*PROBLEM TO SOLVE*. Would you quote the material below in full and unchanged?

* BEGIN GIVEN ENTRIES *

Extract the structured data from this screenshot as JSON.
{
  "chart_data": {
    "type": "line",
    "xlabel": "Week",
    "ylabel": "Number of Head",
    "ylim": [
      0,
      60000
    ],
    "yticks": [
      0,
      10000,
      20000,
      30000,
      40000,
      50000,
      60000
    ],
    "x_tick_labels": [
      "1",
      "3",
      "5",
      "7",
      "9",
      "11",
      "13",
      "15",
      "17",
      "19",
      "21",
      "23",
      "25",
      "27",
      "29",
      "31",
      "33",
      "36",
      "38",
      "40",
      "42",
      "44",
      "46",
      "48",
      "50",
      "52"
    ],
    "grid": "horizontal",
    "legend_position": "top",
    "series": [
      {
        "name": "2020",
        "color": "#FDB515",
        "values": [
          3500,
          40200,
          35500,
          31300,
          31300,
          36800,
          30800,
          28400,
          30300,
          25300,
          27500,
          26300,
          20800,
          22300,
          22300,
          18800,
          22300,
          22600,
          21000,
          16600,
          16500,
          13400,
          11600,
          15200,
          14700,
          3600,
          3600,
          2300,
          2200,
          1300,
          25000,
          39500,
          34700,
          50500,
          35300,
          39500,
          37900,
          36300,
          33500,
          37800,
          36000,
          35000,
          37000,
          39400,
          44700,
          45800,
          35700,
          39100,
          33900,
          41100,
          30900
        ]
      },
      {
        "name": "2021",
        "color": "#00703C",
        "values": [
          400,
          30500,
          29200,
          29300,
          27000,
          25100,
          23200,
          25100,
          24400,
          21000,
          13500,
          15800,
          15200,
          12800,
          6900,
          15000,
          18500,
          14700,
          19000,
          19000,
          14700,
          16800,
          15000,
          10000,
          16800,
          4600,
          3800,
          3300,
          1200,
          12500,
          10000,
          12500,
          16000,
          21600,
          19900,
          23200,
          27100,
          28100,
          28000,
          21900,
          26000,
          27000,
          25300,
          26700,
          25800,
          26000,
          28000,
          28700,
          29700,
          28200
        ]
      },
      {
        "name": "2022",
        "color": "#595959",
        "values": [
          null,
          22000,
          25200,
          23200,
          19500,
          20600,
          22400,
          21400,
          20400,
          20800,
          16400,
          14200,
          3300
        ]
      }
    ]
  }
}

* END GIVEN ENTRIES *

*TASK SOLUTION*.
Extract the structured data from this screenshot as JSON.
{
  "chart_data": {
    "type": "line",
    "xlabel": "Week",
    "ylabel": "Number of Head",
    "ylim": [
      0,
      60000
    ],
    "yticks": [
      0,
      10000,
      20000,
      30000,
      40000,
      50000,
      60000
    ],
    "x_tick_labels": [
      "1",
      "3",
      "5",
      "7",
      "9",
      "11",
      "13",
      "15",
      "17",
      "19",
      "21",
      "23",
      "25",
      "27",
      "29",
      "31",
      "33",
      "36",
      "38",
      "40",
      "42",
      "44",
      "46",
      "48",
      "50",
      "52"
    ],
    "grid": "horizontal",
    "legend_position": "top",
    "series": [
      {
        "name": "2020",
        "color": "#FDB515",
        "values": [
          3500,
          40200,
          35500,
          31300,
          31300,
          36800,
          30800,
          28400,
          30300,
          25300,
          27500,
          26300,
          20800,
          22300,
          22300,
          18800,
          22300,
          22600,
          21000,
          16600,
          16500,
          13400,
          11600,
          15200,
          14700,
          3600,
          3600,
          2300,
          2200,
          1300,
          25000,
          39500,
          34700,
          50500,
          35300,
          39500,
          37900,
          36300,
          33500,
          37800,
          36000,
          35000,
          37000,
          39400,
          44700,
          45800,
          35700,
          39100,
          33900,
          41100,
          30900
        ]
      },
      {
        "name": "2021",
        "color": "#00703C",
        "values": [
          400,
          30500,
          29200,
          29300,
          27000,
          25100,
          23200,
          25100,
          24400,
          21000,
          13500,
          15800,
          15200,
          12800,
          6900,
          15000,
          18500,
          14700,
          19000,
          19000,
          14700,
          16800,
          15000,
          10000,
          16800,
          4600,
          3800,
          3300,
          1200,
          12500,
          10000,
          12500,
          16000,
          21600,
          19900,
          23200,
          27100,
          28100,
          28000,
          21900,
          26000,
          27000,
          25300,
          26700,
          25800,
          26000,
          28000,
          28700,
          29700,
          28200
        ]
      },
      {
        "name": "2022",
        "color": "#595959",
        "values": [
          null,
          22000,
          25200,
          23200,
          19500,
          20600,
          22400,
          21400,
          20400,
          20800,
          16400,
          14200,
          3300
        ]
      }
    ]
  }
}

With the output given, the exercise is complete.